» **THE TASK**
Copy all lines below exactly as written. Leave pictures out.

------------------------

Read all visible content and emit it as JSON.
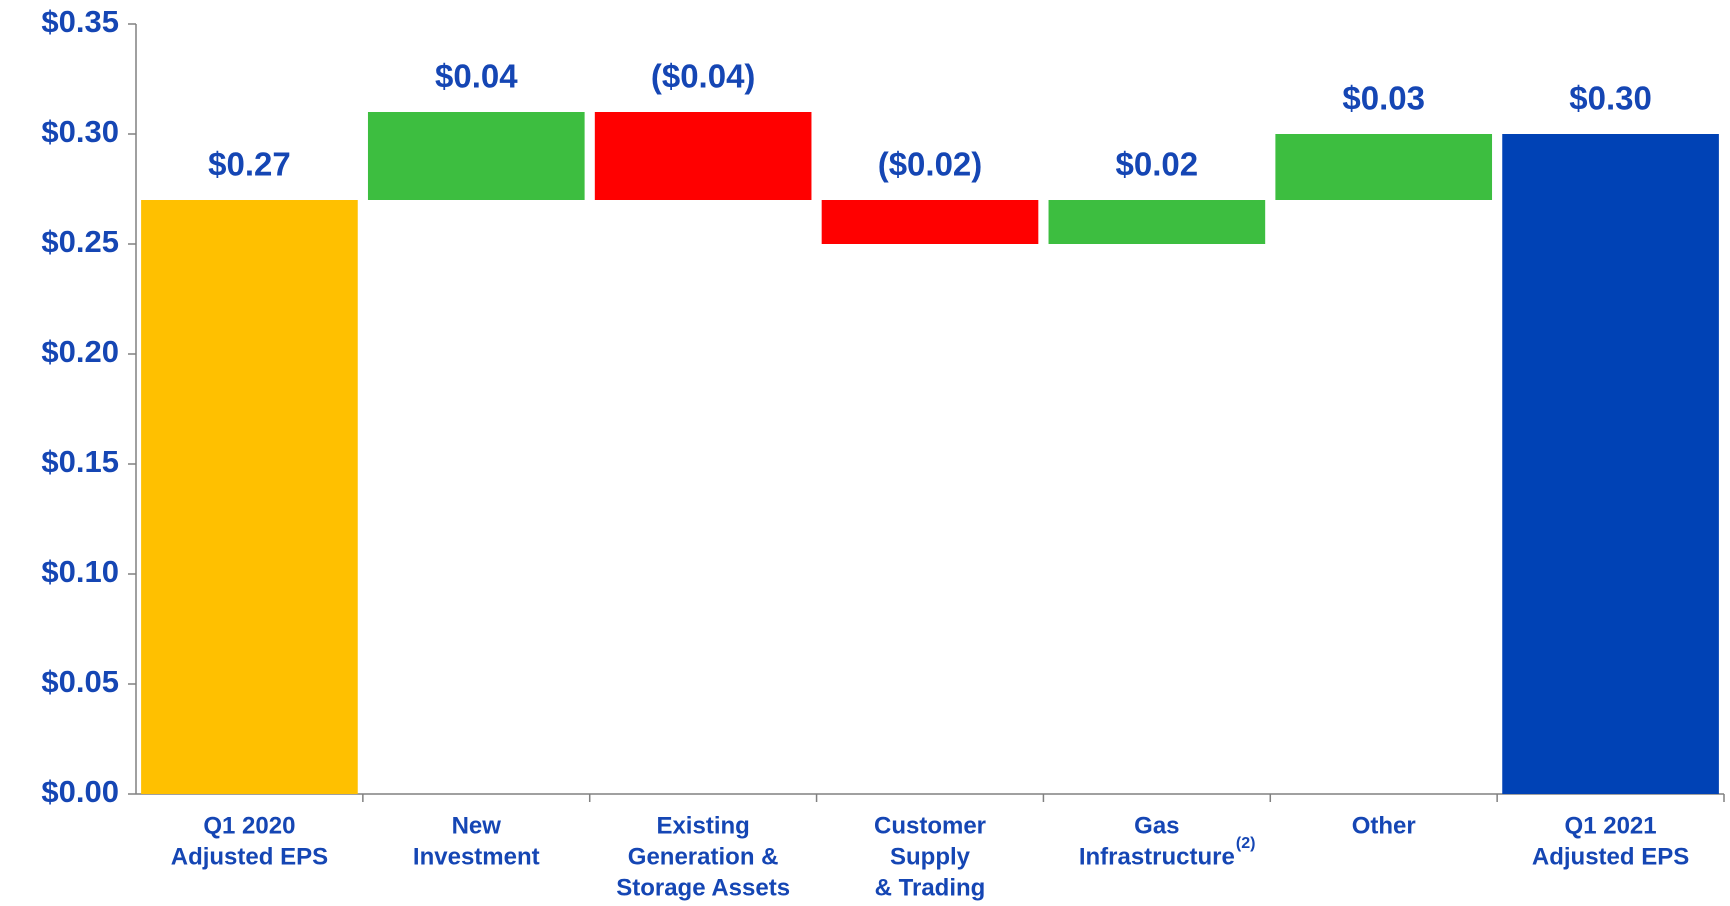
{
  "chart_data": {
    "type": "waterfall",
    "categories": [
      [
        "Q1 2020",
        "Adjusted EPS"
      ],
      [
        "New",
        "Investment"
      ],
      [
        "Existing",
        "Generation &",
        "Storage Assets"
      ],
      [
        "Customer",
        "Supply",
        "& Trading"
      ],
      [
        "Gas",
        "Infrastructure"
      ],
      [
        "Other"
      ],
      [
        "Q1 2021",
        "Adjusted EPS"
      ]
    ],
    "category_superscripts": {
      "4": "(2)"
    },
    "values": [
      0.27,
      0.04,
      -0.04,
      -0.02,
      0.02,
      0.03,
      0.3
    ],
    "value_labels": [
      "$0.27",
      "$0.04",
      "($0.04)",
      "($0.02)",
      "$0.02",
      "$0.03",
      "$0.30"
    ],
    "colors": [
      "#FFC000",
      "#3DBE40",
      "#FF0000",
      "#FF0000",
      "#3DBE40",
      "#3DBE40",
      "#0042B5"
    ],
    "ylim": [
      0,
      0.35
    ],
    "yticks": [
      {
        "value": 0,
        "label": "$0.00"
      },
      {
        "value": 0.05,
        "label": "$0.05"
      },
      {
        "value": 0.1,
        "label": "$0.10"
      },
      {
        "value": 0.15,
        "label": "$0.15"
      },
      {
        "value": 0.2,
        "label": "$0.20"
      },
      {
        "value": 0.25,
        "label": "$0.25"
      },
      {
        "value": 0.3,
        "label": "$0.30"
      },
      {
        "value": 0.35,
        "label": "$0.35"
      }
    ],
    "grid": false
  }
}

------------------------

» **EXPECTED OUTPUT**
Read all visible content and emit it as JSON.
{
  "chart_data": {
    "type": "waterfall",
    "categories": [
      [
        "Q1 2020",
        "Adjusted EPS"
      ],
      [
        "New",
        "Investment"
      ],
      [
        "Existing",
        "Generation &",
        "Storage Assets"
      ],
      [
        "Customer",
        "Supply",
        "& Trading"
      ],
      [
        "Gas",
        "Infrastructure"
      ],
      [
        "Other"
      ],
      [
        "Q1 2021",
        "Adjusted EPS"
      ]
    ],
    "category_superscripts": {
      "4": "(2)"
    },
    "values": [
      0.27,
      0.04,
      -0.04,
      -0.02,
      0.02,
      0.03,
      0.3
    ],
    "value_labels": [
      "$0.27",
      "$0.04",
      "($0.04)",
      "($0.02)",
      "$0.02",
      "$0.03",
      "$0.30"
    ],
    "colors": [
      "#FFC000",
      "#3DBE40",
      "#FF0000",
      "#FF0000",
      "#3DBE40",
      "#3DBE40",
      "#0042B5"
    ],
    "ylim": [
      0,
      0.35
    ],
    "yticks": [
      {
        "value": 0,
        "label": "$0.00"
      },
      {
        "value": 0.05,
        "label": "$0.05"
      },
      {
        "value": 0.1,
        "label": "$0.10"
      },
      {
        "value": 0.15,
        "label": "$0.15"
      },
      {
        "value": 0.2,
        "label": "$0.20"
      },
      {
        "value": 0.25,
        "label": "$0.25"
      },
      {
        "value": 0.3,
        "label": "$0.30"
      },
      {
        "value": 0.35,
        "label": "$0.35"
      }
    ],
    "grid": false
  }
}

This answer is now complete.